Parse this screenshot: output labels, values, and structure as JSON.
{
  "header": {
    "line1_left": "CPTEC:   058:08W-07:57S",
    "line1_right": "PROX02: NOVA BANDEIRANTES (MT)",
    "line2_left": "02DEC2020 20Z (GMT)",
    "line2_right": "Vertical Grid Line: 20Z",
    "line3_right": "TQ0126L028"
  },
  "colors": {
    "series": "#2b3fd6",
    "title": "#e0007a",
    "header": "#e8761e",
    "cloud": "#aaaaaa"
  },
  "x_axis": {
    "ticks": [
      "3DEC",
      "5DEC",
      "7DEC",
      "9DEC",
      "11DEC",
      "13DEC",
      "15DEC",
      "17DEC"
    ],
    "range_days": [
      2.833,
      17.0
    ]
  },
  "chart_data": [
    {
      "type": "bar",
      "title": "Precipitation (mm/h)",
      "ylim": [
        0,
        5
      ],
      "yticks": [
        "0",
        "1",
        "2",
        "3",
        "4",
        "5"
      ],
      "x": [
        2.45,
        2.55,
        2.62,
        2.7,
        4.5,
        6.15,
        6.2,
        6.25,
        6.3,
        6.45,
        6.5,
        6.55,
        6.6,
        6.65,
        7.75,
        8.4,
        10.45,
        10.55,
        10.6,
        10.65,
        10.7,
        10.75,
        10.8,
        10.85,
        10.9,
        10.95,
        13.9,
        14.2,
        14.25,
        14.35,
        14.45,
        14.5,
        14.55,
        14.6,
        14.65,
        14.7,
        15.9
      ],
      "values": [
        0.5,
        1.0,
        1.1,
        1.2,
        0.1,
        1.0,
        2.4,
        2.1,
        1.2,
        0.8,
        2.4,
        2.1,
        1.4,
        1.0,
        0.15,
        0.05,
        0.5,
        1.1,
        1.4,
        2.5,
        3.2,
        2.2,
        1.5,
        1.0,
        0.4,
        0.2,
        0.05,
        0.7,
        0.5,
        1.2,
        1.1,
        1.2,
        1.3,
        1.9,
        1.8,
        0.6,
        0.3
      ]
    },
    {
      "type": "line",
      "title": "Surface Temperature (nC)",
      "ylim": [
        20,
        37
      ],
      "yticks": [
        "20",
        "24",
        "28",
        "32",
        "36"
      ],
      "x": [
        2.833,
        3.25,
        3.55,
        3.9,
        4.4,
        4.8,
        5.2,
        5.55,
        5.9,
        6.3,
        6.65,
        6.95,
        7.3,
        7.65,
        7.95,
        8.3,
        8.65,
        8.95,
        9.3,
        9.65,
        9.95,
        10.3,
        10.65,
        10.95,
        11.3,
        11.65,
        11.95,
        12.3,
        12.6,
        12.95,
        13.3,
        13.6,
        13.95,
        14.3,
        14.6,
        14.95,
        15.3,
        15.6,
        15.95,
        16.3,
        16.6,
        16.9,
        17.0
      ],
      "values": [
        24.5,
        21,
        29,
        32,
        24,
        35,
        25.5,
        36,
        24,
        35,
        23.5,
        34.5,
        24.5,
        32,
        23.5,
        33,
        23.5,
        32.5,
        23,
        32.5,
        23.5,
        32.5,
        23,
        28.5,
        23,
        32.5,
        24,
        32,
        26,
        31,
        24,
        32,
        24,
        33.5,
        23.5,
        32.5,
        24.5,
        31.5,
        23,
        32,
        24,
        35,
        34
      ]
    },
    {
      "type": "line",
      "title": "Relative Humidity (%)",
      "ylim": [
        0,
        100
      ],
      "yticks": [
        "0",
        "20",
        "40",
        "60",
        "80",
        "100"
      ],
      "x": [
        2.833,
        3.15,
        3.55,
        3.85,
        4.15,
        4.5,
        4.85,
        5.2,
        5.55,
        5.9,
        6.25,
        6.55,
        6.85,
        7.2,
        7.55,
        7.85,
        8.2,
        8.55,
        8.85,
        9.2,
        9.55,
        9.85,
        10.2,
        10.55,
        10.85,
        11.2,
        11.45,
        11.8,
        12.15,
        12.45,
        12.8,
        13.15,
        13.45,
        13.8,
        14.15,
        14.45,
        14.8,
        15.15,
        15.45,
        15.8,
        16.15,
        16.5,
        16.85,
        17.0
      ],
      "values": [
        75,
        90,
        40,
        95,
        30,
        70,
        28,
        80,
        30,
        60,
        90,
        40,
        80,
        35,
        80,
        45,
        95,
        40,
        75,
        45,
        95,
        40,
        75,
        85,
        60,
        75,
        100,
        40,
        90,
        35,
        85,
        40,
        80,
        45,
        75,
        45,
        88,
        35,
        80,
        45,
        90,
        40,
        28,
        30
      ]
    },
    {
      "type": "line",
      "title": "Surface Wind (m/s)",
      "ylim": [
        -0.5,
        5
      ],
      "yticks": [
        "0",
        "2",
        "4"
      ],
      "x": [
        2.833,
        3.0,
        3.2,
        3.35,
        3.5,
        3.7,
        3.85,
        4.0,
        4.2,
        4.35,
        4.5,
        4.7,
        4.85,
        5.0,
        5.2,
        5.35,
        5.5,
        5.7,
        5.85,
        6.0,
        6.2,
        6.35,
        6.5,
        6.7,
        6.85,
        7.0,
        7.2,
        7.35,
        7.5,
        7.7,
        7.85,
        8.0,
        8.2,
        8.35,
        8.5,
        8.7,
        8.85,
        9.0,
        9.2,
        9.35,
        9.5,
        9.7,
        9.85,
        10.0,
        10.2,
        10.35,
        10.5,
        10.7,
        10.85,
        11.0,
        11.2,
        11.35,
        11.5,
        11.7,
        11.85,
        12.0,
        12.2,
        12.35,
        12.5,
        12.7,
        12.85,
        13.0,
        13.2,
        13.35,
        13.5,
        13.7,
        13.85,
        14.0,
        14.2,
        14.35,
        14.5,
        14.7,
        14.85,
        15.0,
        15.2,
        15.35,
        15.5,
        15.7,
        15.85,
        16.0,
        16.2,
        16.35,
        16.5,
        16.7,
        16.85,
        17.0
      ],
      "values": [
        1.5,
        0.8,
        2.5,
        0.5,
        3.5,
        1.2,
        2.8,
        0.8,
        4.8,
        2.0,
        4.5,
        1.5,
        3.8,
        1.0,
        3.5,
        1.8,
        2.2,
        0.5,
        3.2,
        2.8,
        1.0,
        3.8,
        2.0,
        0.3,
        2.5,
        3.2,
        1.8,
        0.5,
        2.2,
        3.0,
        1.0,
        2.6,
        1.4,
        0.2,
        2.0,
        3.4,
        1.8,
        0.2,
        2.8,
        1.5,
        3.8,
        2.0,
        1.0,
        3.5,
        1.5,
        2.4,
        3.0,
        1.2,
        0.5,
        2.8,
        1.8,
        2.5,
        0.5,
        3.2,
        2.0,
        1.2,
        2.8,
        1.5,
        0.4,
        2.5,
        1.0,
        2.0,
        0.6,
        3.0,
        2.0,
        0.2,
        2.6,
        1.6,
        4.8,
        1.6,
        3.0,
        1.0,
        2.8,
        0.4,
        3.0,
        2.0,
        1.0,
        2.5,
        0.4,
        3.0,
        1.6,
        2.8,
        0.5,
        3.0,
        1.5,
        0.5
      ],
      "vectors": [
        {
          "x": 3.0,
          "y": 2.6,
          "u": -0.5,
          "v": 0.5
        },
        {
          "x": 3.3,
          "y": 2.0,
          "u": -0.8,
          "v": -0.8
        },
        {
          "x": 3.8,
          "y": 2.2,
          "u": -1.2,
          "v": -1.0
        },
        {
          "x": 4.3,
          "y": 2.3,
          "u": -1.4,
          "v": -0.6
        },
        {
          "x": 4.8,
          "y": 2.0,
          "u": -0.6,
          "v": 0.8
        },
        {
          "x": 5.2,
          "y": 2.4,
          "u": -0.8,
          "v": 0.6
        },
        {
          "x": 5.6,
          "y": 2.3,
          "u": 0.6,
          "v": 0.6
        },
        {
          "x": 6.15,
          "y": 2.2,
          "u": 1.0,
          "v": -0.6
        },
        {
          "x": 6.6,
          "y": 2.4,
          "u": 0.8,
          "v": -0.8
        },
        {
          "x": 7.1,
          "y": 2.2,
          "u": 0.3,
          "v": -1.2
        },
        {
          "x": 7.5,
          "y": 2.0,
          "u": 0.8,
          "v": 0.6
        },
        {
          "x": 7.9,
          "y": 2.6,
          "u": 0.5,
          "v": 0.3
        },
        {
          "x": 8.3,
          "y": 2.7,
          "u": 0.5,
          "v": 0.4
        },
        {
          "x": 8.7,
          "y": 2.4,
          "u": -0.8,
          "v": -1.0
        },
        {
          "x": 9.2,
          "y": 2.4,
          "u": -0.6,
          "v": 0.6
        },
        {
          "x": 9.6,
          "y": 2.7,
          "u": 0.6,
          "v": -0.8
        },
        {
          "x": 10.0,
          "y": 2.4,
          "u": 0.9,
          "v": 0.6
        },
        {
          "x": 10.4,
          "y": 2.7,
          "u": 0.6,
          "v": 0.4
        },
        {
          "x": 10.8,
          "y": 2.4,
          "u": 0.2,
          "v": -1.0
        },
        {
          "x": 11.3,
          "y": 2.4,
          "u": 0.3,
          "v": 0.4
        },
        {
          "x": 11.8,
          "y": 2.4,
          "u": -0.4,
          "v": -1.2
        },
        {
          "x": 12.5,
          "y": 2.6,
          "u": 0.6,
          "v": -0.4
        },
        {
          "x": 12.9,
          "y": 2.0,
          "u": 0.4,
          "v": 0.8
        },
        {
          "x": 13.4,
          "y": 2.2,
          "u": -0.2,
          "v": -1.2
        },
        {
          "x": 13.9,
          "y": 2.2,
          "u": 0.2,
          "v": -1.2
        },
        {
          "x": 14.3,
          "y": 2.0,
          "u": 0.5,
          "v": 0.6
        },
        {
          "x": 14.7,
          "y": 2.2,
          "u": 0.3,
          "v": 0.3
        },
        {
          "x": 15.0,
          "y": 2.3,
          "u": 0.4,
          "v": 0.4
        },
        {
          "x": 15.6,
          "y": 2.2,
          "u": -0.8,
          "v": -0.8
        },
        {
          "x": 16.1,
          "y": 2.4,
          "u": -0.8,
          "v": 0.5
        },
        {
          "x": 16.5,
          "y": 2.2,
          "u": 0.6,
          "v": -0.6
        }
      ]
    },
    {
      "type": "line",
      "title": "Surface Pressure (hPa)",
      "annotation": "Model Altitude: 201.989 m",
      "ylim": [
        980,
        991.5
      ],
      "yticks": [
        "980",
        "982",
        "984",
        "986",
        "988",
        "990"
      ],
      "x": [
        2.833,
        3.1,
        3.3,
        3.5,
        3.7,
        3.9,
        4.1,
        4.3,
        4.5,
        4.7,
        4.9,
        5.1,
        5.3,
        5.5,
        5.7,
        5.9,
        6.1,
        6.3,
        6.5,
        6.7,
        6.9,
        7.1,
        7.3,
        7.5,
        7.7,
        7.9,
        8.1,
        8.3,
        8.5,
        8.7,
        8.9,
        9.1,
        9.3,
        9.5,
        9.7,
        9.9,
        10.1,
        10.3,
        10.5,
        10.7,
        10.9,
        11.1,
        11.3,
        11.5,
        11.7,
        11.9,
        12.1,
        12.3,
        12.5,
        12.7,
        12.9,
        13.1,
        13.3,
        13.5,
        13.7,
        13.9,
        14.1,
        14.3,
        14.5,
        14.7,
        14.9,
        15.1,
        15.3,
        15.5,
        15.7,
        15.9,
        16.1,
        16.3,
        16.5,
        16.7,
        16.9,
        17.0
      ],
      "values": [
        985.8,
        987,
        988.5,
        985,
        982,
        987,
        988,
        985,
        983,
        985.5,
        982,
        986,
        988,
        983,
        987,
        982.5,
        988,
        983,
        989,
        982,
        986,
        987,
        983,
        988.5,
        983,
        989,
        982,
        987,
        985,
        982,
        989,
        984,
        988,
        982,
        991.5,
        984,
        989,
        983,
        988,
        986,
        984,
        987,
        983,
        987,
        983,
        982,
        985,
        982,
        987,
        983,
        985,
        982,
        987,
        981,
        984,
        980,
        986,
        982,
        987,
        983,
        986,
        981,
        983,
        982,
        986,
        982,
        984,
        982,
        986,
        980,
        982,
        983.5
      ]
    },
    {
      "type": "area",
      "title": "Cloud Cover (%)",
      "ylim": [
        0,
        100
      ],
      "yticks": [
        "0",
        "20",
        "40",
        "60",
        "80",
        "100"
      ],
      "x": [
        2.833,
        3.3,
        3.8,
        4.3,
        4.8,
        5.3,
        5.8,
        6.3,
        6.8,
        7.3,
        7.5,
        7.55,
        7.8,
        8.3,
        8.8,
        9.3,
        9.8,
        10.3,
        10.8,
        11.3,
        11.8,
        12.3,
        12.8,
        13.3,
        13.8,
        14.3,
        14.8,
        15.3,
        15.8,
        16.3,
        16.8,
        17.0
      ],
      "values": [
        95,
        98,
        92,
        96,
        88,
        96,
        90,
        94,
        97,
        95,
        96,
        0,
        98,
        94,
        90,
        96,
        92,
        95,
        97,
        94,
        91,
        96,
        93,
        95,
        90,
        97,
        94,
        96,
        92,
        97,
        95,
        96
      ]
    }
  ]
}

__WHAT TO PRODUCE__. Show every line in the entries where the string "Surface" occurs.

__WORKED SOLUTION__.
      "title": "Surface Temperature (nC)",
      "title": "Surface Wind (m/s)",
      "title": "Surface Pressure (hPa)",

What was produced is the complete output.